Input records:
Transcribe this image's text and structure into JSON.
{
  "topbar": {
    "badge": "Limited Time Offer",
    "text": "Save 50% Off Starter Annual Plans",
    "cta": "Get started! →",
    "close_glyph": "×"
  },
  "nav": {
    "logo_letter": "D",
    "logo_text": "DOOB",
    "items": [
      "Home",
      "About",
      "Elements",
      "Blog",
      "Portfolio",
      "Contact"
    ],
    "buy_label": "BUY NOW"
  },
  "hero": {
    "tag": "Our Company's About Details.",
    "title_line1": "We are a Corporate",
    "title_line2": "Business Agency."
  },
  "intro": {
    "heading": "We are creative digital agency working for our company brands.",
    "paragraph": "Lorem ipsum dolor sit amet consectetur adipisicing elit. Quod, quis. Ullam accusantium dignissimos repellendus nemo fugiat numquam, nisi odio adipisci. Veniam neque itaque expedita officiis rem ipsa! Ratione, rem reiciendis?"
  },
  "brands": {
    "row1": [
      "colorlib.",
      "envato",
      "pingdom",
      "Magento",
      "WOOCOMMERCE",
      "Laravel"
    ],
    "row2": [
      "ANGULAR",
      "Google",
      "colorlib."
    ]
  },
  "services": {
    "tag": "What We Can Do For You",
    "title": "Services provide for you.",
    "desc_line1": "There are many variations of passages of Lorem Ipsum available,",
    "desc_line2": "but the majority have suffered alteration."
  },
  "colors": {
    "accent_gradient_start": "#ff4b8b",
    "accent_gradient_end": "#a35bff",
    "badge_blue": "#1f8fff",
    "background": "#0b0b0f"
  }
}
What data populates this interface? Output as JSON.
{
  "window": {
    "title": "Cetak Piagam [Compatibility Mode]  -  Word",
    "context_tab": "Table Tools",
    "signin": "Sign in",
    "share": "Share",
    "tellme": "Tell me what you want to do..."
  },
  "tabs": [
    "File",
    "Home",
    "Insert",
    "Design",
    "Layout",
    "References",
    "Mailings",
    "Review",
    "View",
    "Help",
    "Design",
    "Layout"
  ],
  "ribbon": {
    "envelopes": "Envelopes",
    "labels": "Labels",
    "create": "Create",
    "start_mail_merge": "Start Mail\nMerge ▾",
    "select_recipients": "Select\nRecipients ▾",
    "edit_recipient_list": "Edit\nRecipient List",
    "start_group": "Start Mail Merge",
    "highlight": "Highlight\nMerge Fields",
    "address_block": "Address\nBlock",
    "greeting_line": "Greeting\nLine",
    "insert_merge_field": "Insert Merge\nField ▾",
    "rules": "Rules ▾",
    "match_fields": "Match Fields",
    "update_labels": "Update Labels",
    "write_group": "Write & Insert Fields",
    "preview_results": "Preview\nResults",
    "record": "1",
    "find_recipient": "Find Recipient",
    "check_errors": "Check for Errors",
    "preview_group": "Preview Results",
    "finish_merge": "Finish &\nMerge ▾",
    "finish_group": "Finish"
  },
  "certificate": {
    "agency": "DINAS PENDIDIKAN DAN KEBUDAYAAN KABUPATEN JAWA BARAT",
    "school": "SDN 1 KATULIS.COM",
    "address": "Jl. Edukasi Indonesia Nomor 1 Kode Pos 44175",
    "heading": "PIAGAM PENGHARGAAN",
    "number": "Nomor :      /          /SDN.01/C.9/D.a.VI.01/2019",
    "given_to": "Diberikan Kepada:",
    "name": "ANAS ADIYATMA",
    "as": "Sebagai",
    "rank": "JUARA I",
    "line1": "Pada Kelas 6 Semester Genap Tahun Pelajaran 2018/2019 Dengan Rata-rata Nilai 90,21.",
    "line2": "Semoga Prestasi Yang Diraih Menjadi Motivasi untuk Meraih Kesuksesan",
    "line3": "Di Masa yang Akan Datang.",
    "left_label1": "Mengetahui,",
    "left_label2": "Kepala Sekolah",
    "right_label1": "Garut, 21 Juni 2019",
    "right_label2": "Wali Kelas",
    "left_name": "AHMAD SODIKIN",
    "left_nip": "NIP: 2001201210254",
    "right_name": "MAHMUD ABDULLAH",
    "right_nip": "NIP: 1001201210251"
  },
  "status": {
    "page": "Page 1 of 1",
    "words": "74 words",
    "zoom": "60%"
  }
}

Exercise prompt: Copy each line above that contains the string "Insert".

Exercise solution:
    "Insert",
    "insert_merge_field": "Insert Merge\nField ▾",
    "write_group": "Write & Insert Fields",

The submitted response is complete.